## Instructions to follow
Where a line contains the word "поля", copy that line.

* begin Records to use *

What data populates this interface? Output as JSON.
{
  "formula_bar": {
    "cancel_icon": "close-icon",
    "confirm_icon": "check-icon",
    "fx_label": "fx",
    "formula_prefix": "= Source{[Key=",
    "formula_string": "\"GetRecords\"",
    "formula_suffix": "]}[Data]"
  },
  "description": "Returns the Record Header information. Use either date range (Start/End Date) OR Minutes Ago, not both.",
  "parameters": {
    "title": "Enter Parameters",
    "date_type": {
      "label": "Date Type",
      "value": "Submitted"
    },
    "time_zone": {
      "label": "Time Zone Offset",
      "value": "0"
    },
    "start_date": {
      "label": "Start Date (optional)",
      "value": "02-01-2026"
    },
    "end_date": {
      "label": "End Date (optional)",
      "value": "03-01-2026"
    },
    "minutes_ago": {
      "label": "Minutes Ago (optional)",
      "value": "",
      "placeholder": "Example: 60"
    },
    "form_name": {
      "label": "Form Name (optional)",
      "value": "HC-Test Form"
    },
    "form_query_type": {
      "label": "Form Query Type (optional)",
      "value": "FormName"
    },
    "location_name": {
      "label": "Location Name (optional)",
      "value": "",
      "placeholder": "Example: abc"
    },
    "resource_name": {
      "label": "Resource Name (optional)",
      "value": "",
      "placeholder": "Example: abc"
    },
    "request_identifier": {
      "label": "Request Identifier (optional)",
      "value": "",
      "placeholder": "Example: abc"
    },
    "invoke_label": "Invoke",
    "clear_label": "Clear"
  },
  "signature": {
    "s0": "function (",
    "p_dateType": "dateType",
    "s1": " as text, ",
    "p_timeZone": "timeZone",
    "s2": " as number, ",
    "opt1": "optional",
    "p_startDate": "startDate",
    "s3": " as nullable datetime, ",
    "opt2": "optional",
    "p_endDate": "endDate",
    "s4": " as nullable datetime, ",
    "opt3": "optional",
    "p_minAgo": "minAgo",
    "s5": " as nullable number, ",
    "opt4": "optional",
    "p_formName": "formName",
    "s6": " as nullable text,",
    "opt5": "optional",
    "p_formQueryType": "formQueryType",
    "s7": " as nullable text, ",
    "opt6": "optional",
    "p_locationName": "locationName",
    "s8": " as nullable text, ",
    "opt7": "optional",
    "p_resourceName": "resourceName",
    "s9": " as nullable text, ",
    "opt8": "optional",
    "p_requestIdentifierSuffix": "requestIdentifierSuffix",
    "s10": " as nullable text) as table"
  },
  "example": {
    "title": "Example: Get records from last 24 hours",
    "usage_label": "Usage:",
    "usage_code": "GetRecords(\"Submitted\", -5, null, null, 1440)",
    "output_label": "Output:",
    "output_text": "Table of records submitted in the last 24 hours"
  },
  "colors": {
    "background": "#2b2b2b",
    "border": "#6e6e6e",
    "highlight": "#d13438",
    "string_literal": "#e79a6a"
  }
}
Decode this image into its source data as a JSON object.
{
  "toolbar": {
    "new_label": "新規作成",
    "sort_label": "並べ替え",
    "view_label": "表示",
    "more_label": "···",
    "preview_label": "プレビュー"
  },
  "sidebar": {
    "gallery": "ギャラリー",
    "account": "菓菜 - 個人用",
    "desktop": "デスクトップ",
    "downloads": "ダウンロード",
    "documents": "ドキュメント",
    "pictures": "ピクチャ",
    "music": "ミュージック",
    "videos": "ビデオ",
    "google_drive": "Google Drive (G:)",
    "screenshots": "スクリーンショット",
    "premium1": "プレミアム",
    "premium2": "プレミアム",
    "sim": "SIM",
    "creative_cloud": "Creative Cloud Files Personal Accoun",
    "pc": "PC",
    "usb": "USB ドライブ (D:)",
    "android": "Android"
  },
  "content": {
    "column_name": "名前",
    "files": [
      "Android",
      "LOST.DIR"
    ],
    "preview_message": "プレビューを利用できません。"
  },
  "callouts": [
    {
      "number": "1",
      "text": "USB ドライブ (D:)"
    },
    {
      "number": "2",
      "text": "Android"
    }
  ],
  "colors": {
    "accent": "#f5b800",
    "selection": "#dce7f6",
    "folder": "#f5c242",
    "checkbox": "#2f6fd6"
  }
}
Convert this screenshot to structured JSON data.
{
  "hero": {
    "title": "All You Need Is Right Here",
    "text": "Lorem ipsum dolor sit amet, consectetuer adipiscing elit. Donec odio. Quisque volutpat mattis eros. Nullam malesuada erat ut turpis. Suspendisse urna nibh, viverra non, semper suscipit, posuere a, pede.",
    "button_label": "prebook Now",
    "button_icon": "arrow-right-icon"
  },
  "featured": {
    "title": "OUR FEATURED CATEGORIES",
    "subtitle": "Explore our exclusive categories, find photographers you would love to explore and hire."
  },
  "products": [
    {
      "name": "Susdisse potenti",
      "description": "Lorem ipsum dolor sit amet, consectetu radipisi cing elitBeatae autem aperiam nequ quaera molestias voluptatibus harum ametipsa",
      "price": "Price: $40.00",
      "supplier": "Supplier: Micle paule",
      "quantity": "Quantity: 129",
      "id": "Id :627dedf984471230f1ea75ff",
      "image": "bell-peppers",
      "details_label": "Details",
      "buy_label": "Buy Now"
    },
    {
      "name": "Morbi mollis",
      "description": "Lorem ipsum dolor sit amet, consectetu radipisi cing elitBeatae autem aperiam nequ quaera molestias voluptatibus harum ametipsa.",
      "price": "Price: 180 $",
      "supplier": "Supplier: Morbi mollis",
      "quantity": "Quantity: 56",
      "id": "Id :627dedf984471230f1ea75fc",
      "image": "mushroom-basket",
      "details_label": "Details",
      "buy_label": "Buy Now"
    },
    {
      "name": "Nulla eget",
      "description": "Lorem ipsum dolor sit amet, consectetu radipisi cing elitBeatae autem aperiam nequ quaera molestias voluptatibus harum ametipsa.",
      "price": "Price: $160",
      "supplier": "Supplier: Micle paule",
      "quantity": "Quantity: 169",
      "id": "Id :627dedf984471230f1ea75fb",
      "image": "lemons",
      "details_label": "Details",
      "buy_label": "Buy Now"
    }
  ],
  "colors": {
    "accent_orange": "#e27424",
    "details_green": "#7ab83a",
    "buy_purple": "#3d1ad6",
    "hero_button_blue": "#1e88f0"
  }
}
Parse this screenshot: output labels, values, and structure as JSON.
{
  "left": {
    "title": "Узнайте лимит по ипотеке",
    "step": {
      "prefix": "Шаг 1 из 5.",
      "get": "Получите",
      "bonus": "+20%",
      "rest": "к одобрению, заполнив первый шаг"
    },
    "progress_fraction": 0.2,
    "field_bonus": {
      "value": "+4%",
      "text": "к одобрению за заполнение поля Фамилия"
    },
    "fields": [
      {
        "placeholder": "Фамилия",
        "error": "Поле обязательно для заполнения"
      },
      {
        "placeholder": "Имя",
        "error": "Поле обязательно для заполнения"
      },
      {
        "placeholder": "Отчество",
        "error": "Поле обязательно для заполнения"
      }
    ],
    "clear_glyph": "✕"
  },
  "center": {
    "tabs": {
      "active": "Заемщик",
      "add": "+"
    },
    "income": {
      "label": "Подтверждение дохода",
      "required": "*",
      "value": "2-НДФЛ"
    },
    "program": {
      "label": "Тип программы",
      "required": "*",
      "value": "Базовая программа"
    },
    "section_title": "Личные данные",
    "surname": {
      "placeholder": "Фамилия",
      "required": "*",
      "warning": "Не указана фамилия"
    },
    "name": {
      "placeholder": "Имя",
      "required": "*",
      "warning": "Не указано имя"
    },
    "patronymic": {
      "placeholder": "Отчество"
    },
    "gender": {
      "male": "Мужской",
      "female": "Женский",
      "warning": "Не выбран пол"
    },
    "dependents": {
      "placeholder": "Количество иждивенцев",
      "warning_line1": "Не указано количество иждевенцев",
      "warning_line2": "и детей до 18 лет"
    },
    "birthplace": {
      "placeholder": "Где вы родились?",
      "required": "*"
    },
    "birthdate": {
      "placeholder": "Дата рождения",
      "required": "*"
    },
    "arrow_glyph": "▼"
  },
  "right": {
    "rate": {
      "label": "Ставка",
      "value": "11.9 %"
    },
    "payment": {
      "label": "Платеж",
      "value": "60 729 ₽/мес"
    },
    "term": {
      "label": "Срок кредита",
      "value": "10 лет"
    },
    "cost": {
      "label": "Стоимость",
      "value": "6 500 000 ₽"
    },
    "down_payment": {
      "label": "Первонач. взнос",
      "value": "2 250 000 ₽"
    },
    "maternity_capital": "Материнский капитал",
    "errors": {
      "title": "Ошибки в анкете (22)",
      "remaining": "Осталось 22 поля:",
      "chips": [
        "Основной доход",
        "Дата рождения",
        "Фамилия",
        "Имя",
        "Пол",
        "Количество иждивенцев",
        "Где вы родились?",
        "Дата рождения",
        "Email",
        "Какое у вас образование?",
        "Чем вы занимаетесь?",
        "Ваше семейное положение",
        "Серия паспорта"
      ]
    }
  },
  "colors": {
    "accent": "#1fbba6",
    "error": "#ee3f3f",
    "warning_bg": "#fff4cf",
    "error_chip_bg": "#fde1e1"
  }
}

* end Records to use *

## Finished answer
      "text": "к одобрению за заполнение поля Фамилия"
      "remaining": "Осталось 22 поля:",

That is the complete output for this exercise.